[Dataset entries]
+===+

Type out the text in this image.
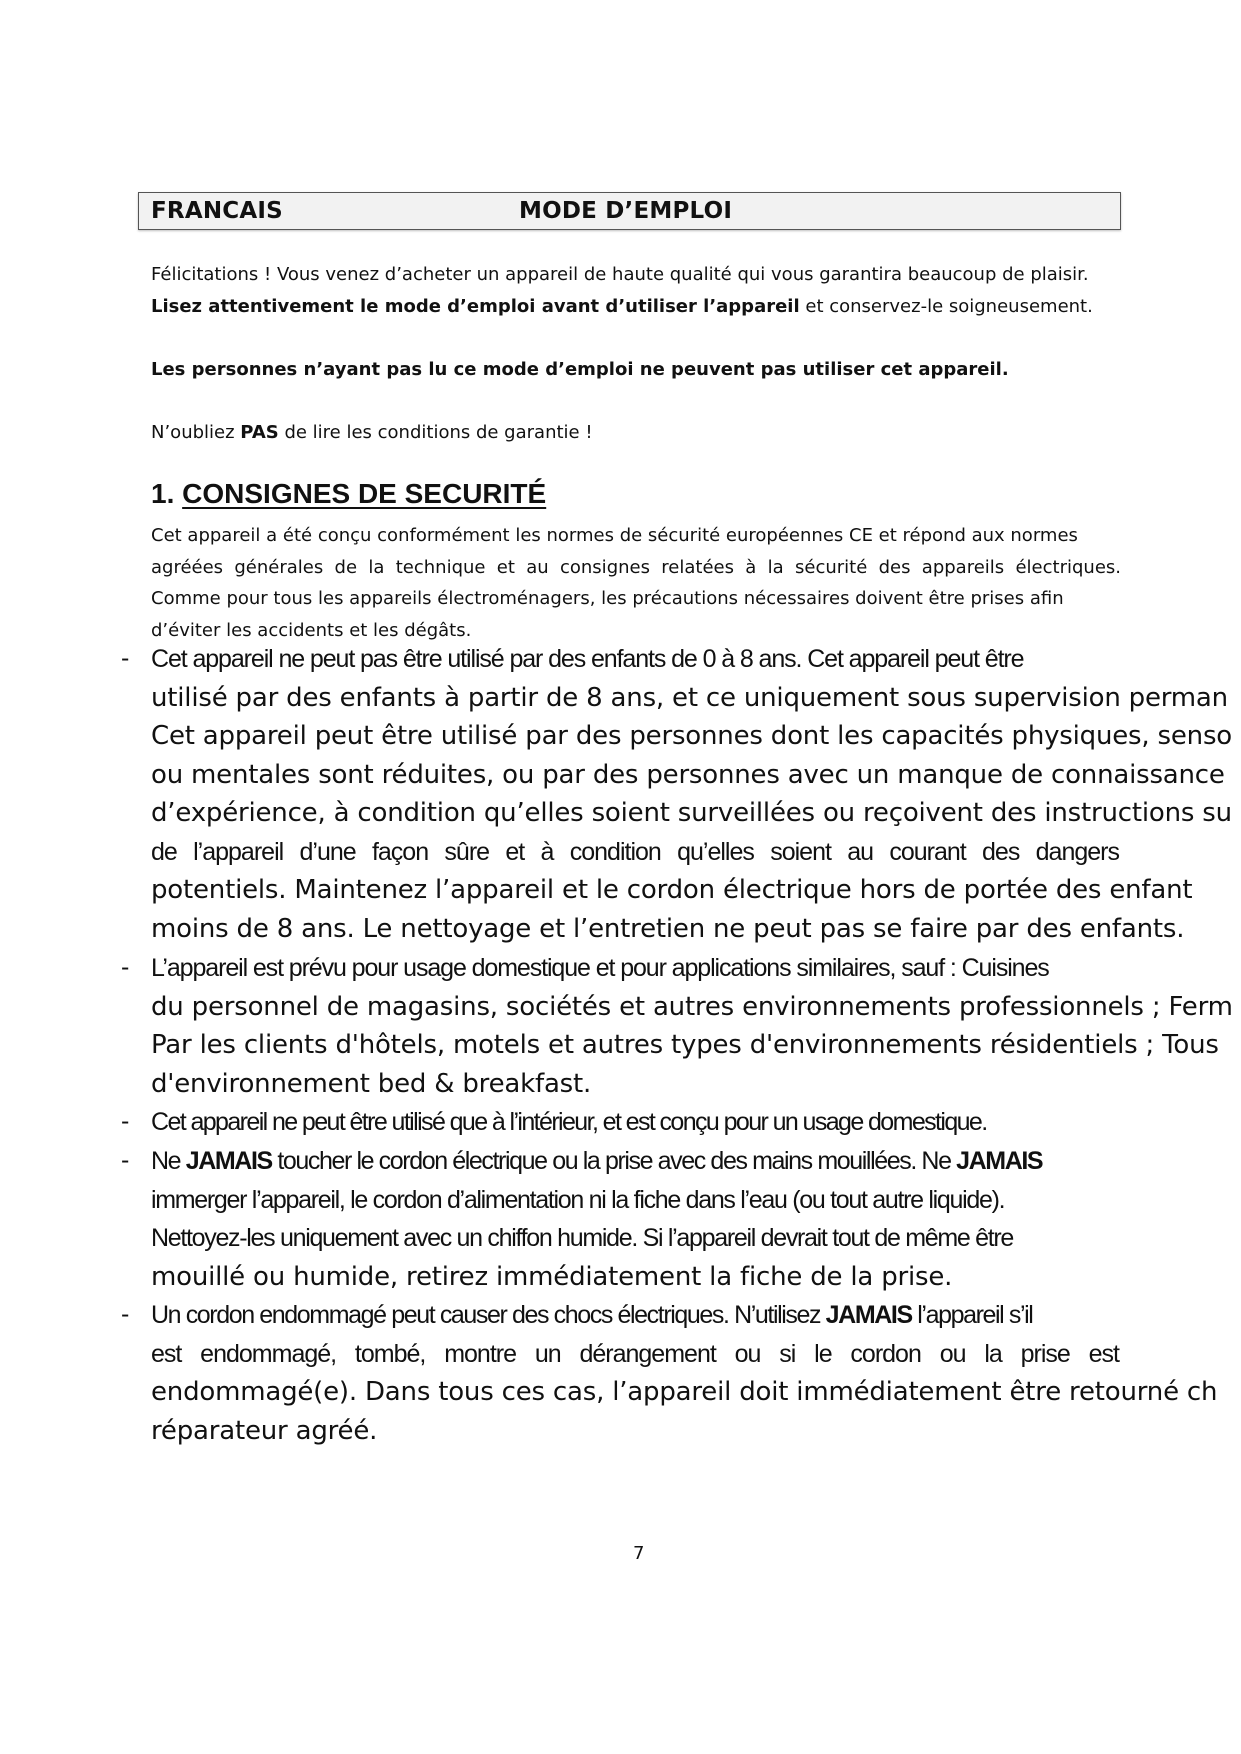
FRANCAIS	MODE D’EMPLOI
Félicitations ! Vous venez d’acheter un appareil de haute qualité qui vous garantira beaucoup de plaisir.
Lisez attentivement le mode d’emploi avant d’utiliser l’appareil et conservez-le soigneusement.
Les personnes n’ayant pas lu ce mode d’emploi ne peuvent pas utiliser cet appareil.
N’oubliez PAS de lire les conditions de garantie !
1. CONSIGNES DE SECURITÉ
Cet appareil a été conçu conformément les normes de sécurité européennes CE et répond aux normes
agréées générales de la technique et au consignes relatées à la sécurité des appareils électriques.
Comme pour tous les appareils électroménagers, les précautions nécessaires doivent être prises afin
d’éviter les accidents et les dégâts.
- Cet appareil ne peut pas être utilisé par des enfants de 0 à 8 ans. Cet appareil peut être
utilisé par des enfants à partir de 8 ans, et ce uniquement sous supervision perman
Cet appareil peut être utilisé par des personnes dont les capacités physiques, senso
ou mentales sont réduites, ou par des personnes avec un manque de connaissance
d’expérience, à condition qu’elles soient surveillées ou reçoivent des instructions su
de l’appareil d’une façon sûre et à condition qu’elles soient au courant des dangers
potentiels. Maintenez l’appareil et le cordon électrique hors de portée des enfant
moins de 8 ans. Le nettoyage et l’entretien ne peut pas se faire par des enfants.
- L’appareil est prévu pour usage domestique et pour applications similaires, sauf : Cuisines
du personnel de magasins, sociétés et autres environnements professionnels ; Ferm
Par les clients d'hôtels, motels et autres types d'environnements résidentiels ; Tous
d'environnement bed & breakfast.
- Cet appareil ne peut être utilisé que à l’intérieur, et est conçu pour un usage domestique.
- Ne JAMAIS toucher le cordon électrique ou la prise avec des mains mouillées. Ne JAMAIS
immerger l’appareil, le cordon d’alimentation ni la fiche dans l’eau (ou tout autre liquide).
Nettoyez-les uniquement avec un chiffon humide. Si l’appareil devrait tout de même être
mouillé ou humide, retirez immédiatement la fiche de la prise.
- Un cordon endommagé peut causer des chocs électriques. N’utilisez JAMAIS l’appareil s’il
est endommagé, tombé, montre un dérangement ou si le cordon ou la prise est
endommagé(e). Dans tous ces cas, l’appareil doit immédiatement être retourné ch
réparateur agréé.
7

+===+

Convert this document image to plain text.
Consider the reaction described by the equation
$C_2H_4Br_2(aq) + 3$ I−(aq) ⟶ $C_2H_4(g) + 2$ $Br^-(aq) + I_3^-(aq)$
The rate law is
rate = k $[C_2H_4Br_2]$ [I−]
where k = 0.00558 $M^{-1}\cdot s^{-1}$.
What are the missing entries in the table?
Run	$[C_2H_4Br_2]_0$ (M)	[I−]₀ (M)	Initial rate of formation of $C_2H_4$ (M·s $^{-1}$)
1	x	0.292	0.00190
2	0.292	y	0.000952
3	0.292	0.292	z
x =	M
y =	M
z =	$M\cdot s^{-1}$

+===+

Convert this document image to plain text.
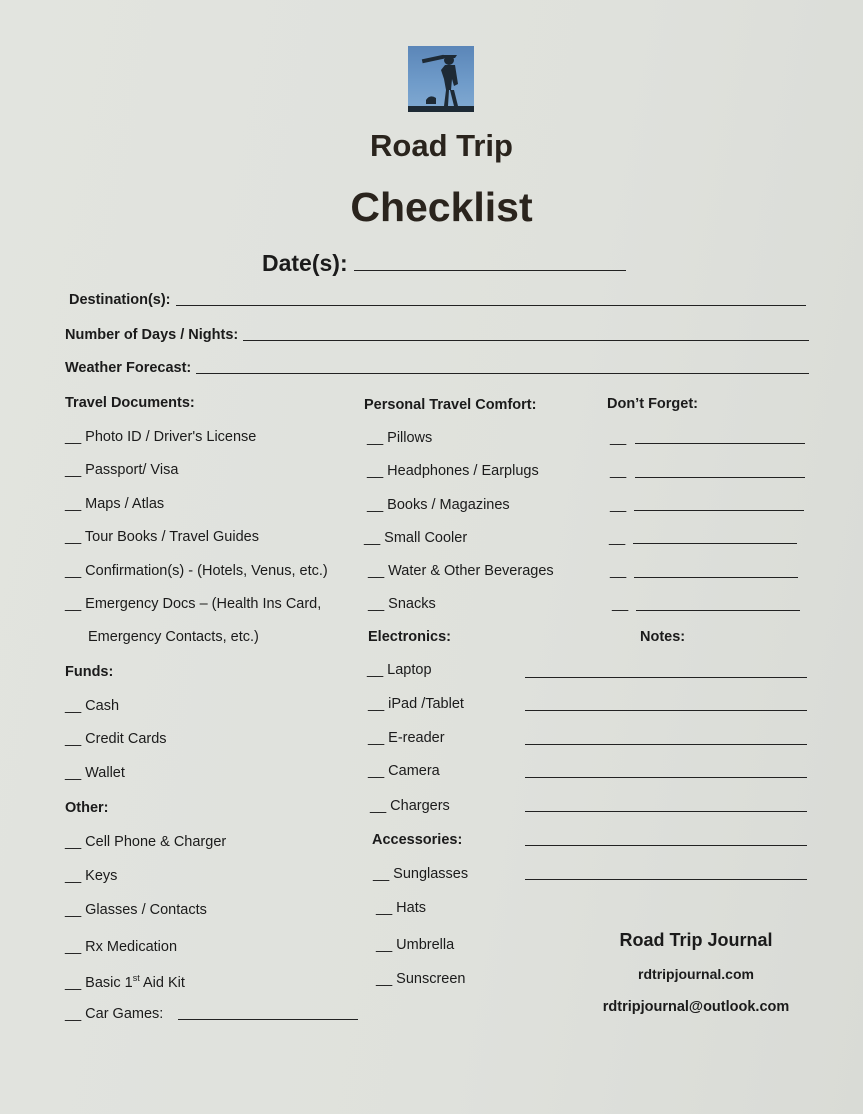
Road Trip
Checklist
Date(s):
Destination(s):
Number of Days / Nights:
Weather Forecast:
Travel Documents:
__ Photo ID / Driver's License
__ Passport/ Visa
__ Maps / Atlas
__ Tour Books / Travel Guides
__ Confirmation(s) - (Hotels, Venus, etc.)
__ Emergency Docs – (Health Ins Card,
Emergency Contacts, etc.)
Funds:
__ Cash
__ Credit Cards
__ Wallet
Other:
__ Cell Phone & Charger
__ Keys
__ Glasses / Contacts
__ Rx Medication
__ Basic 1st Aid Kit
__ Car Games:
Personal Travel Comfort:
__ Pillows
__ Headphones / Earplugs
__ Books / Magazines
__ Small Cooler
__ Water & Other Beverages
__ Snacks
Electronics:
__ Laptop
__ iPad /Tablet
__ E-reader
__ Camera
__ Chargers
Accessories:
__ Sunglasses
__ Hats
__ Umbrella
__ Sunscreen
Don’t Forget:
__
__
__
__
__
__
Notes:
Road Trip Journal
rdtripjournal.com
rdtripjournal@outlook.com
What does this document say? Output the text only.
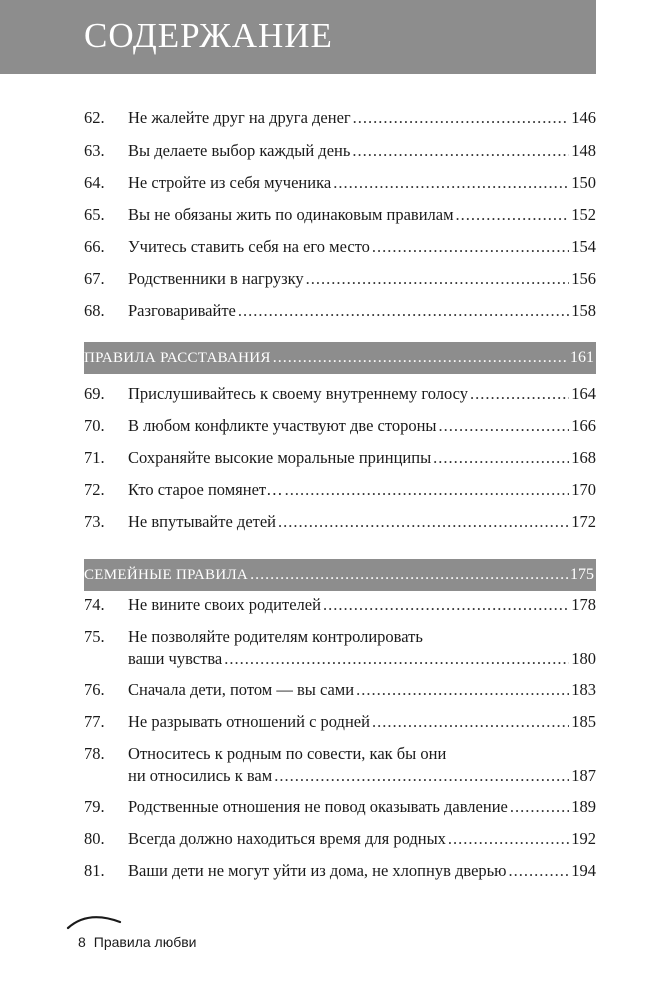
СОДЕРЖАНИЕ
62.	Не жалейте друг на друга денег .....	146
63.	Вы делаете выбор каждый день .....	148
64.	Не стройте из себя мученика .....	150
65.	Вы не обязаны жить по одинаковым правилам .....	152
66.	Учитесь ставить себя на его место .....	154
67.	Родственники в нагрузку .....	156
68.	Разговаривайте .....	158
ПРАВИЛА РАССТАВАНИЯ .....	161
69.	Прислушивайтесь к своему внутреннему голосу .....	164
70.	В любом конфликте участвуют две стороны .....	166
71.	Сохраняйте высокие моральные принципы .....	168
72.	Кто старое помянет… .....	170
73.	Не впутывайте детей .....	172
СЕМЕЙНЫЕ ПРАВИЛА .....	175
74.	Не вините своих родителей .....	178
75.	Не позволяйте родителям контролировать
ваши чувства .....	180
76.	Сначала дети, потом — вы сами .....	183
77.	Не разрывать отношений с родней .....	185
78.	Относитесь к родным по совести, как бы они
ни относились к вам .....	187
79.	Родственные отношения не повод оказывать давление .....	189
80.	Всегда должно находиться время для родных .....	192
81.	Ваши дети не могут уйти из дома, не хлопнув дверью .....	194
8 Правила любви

+===+

* Job *
Pull out each line containing the word "себя" and copy it.

* Exercise result *
64.	Не стройте из себя мученика .....	150
66.	Учитесь ставить себя на его место .....	154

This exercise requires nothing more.